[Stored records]
----

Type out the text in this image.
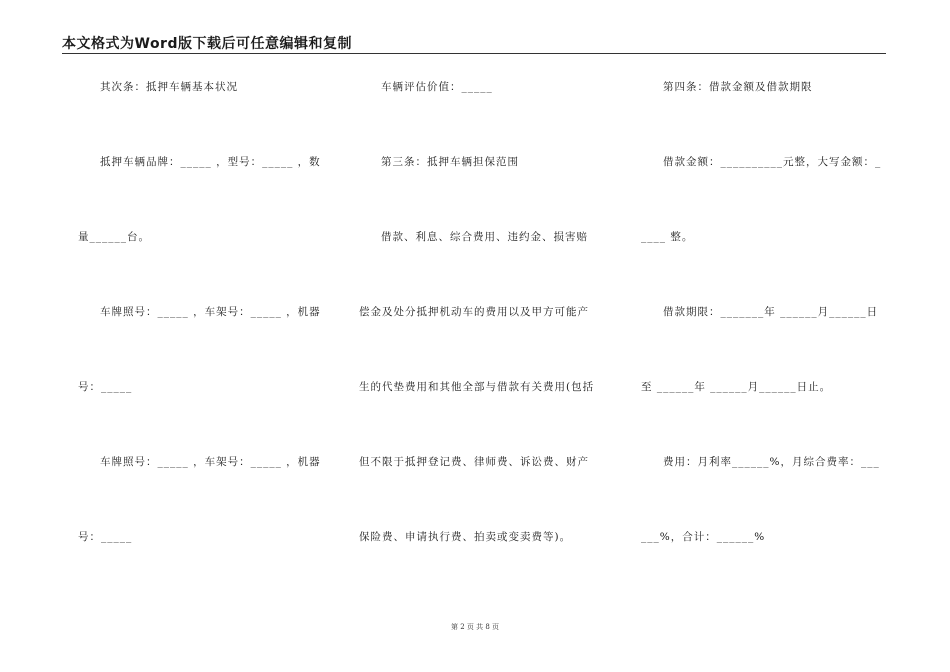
本文格式为Word版下载后可任意编辑和复制
其次条：抵押车辆基本状况
抵押车辆品牌：_____ ，型号：_____ ，数
量______台。
车牌照号：_____ ，车架号：_____ ，机器
号：_____
车牌照号：_____ ，车架号：_____ ，机器
号：_____
车辆评估价值：_____
第三条：抵押车辆担保范围
借款、利息、综合费用、违约金、损害赔
偿金及处分抵押机动车的费用以及甲方可能产
生的代垫费用和其他全部与借款有关费用(包括
但不限于抵押登记费、律师费、诉讼费、财产
保险费、申请执行费、拍卖或变卖费等)。
第四条：借款金额及借款期限
借款金额：__________元整，大写金额：_
____ 整。
借款期限：_______年 ______月______日
至 ______年 ______月______日止。
费用：月利率______%，月综合费率：___
___%，合计：______%
第 2 页 共 8 页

----

§ Job
Quote the data above in full and without alteration; skip the pictures.

§ Written response
Type out the text in this image.
本文格式为Word版下载后可任意编辑和复制
其次条：抵押车辆基本状况
抵押车辆品牌：_____ ，型号：_____ ，数
量______台。
车牌照号：_____ ，车架号：_____ ，机器
号：_____
车牌照号：_____ ，车架号：_____ ，机器
号：_____
车辆评估价值：_____
第三条：抵押车辆担保范围
借款、利息、综合费用、违约金、损害赔
偿金及处分抵押机动车的费用以及甲方可能产
生的代垫费用和其他全部与借款有关费用(包括
但不限于抵押登记费、律师费、诉讼费、财产
保险费、申请执行费、拍卖或变卖费等)。
第四条：借款金额及借款期限
借款金额：__________元整，大写金额：_
____ 整。
借款期限：_______年 ______月______日
至 ______年 ______月______日止。
费用：月利率______%，月综合费率：___
___%，合计：______%
第 2 页 共 8 页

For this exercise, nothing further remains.